Не слишком церемонятся и с прекурсорами — если ещё несколько десятилетий назад транспортировка отдельных компонентов под грифом «не для употребления человеком» слабо контролировалась, то сейчас в странах с активной прогибиционистской политикой, например в Швеции, полицейские вольны изымать даже незапрещённые вещества при наличии оснований для беспокойства. Впрочем, всё это почти никак не влияет на чёрные рынки в глубоком интернете — потенциально главной сфере сбыта причудливой химии.
Арест Росса Ульбрихта и закрытие «Шёлкового пути» стало громким событием, но едва ли подкосило его коллег — новый «Шёлковый путь» появился в даркнете в считаные дни, не говоря уже о том, что кроме засветившегося в медиа бренда существуют множество других действующих площадок. Даркнет, как выяснилось, уязвим, но не стоит забывать, сколько времени и денег ФБР тратит на поимку отдельных сетевых наркобаронов — полномасштабная зачистка этого сегмента интернета пока что просто технически невозможна. А количество просвещённых пользователей, заинтересованных в наличии непрозрачного интернета и анонимного пользования определёнными услугами, будет только расти.

ПРЕДСТАВЛЕННЫЕ ДАННЫЕ:
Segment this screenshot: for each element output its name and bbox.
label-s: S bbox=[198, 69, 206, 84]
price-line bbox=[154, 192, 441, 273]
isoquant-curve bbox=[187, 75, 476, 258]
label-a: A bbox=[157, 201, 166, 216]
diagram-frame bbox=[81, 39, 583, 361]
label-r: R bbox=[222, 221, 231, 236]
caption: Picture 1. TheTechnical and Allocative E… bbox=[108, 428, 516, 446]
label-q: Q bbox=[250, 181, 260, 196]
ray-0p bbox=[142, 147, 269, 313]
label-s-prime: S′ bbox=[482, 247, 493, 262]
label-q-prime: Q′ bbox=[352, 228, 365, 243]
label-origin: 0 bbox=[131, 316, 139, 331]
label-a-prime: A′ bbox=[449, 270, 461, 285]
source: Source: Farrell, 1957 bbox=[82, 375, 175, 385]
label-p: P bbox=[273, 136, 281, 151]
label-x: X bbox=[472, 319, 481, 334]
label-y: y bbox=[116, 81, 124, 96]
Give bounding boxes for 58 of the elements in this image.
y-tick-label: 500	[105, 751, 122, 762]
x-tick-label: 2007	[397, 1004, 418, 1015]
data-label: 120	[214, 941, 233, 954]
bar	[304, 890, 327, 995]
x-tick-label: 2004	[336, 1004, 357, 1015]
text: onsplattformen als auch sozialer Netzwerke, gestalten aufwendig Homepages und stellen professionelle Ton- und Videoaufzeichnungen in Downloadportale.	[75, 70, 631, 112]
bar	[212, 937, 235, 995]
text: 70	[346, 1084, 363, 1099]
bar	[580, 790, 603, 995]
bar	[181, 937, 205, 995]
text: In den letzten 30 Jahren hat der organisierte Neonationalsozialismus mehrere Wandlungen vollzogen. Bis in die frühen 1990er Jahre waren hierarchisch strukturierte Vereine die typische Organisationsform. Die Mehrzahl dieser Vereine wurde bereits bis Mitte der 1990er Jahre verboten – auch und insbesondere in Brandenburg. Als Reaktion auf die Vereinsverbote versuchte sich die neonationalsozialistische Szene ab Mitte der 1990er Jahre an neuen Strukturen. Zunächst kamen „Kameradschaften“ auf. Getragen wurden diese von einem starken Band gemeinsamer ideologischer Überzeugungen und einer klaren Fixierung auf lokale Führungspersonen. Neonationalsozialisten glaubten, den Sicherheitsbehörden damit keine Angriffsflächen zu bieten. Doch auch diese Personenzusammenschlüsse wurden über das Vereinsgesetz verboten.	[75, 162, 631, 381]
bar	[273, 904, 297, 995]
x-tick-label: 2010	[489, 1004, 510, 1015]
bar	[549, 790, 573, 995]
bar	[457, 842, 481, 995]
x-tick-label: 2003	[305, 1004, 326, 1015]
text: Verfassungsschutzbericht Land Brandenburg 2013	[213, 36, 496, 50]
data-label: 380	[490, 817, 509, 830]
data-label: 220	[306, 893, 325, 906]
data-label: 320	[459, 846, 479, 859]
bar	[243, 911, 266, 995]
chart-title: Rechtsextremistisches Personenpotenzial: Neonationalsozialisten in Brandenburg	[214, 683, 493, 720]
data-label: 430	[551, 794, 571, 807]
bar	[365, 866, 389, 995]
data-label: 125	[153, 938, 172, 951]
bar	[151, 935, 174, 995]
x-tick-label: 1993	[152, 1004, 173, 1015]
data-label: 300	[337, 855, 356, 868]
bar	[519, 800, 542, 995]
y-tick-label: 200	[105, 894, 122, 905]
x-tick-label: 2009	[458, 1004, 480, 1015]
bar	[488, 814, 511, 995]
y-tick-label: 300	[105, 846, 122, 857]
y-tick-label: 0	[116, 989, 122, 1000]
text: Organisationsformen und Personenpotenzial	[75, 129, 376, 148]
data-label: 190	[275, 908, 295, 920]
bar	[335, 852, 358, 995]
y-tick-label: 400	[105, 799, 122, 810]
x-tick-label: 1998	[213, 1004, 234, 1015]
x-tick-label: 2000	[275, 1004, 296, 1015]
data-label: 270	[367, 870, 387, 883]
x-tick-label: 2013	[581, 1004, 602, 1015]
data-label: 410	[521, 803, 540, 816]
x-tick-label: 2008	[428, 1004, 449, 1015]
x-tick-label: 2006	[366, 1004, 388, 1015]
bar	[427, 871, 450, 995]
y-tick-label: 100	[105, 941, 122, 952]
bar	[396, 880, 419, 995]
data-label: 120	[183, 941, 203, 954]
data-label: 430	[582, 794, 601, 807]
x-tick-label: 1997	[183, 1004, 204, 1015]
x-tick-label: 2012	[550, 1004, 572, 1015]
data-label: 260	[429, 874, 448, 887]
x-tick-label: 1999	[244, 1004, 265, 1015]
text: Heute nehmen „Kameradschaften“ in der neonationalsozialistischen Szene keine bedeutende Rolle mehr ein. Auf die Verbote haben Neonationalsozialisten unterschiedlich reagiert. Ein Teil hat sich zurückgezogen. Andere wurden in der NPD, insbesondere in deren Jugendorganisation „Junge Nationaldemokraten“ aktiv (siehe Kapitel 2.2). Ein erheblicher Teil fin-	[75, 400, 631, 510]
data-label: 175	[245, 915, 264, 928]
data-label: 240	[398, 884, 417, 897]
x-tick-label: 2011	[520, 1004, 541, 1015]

ЗАДАНИЯ И УПРАЖНЕНИЯ:
A – Какую страну учебный текст называет примером страны с активной прогибиционистской политикой?
B – Переведите на английский язык предложение из учебного текста: «А количество просвещённых пользователей, заинтересованных в наличии непрозрачного интернета и анонимного пользования определёнными услугами, будет только расти».

ОТВЕТЫ К ЗАДАНИЯМ:
A – Швецию.

B – And the number of informed users interested in having a non-transparent internet and in using certain services anonymously will only grow.